Hinter der Arbeitslosigkeit verbergen sich die Schicksale vieler Menschen, die aus verschiedenen Kassen Hilfe bekamen. Butterwege stellt fest: „ Bisher war das finanzielle Unterstützungssystem der Bundesrepublik für Erwerbslose dreigeteilt “[1].
Ich werde in meiner Hausarbeit die Situation der Arbeitslosigkeit vor der Arbeitsmarktreform der Hartz-Kommission unter der Rot-Grünen Koalition von Bundeskanzler Gerhard Schröder und die daraus folgenden Schlussfolgerungen wie: Arbeitsmarkt im aktivierenden Sozialstaat, die Erneuerung der Arbeitsmarktpolitik ab 2005, Wirkungen der Arbeitsmarktreform sowie Möglichkeiten und Kontrolle bearbeiten.

__ANWEISUNGEN__:
[A] Beantworte anhand des Auszugs über die Arbeitsmarktreform diese Fragen:
(i) Wer stellt fest, dass das finanzielle Unterstützungssystem für Erwerbslose dreigeteilt war?
(ii) Unter welchem Bundeskanzler stand die Rot-Grüne Koalition?
(iii) Ab welchem Jahr wird die Erneuerung der Arbeitsmarktpolitik genannt?
[B] Führe den Auszug über die Arbeitsmarktreform nach seinem letzten Satz weiter.

__Teil einer Datendatei__:
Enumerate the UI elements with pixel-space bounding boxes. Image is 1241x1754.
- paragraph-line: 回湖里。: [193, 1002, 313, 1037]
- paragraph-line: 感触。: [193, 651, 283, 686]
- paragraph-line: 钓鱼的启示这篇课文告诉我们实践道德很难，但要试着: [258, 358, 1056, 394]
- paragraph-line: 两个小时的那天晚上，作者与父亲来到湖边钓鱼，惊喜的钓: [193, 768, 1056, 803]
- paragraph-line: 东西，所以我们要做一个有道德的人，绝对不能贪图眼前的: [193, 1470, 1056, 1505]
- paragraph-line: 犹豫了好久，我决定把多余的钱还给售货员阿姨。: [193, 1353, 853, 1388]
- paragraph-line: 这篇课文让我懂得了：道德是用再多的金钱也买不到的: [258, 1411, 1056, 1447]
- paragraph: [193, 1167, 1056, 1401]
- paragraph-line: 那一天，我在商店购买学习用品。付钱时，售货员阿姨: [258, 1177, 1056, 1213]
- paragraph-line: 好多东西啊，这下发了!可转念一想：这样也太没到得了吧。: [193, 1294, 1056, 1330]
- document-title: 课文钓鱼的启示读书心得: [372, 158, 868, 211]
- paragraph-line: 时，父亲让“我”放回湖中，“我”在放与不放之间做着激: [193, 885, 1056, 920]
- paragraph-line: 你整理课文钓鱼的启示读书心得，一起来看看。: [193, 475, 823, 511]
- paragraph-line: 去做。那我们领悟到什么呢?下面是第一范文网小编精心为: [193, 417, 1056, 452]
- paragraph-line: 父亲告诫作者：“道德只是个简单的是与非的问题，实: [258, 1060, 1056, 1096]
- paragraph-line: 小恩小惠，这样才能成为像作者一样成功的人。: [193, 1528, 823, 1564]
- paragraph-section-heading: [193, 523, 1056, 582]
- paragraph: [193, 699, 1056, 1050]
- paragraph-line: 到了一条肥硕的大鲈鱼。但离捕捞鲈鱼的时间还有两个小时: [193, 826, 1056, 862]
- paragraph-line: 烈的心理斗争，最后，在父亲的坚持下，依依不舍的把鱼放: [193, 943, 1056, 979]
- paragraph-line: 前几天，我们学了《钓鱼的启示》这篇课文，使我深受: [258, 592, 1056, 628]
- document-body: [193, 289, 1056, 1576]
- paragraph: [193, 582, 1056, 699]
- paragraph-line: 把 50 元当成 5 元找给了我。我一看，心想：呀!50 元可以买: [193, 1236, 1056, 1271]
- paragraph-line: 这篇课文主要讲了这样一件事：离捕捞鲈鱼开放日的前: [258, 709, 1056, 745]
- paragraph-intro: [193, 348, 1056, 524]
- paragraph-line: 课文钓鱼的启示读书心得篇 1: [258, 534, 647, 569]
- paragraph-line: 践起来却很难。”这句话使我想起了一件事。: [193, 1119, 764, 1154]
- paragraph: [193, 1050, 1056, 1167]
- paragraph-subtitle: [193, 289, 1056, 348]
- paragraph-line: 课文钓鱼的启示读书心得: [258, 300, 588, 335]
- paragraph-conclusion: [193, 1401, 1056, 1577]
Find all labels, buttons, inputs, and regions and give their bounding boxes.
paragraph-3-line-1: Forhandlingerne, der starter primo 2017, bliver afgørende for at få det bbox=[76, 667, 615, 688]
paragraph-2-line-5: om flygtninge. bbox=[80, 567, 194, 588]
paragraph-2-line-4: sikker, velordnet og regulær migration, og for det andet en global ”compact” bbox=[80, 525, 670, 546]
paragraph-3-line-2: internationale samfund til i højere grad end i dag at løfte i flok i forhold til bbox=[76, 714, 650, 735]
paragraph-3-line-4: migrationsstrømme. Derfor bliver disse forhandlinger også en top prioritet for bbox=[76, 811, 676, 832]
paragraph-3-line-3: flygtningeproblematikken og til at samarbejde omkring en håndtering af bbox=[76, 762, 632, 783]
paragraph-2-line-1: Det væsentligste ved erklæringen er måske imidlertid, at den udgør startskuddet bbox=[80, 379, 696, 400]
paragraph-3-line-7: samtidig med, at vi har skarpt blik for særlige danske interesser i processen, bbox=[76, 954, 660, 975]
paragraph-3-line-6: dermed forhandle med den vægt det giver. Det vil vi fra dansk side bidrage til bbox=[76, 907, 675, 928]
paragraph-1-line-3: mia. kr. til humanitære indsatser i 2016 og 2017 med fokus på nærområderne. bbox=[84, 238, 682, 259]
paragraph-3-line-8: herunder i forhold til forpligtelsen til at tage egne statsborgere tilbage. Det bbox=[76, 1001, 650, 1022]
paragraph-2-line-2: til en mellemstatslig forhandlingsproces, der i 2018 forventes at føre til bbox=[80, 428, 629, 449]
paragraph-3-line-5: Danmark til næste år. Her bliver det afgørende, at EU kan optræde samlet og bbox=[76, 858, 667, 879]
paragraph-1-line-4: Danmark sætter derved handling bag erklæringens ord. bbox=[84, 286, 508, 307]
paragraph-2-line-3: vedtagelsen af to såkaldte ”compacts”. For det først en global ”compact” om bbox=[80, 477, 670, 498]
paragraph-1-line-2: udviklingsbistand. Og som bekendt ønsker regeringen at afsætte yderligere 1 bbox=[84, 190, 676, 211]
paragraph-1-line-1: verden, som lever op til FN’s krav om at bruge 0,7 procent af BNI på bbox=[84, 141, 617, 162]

__DIE ANTWORTEN__:
[A]
(i) Butterwege
(ii) Gerhard Schröder
(iii) Ab 2005

[B]
Dazu werde ich auf folgende Thesen eingehen:
- Das alte System kam an Grenzen – es war ineffizient und teuer!
- Arbeitslosigkeit wurde zuvor z.T. vertuscht/ verwaltet!
- Sind Minijobs ein Anreiz zur Arbeit Abgaben Stufenweise?
- Die Ich – AG ist ein Erfolg!
- Neuer Name – Neues Programm ,,Bundesagentur für Arbeit“!
- Das Kernstück der Reform –wirklich eine effektive Erneuerung?
- Die Armut ist größer geworden!
- Die Vermittlung beginnt früher!
- Vermittlungsgutscheine und – Agenturen wirken nicht!
- Die Zuschüsse werden gezielter eingesetzt!
- Die Kosten sind geringer geworden!
- Verwirklichungschancen sind nur teilweise gegeben!
- Über die Arbeitslosigkeit kommt der Polizeistaat!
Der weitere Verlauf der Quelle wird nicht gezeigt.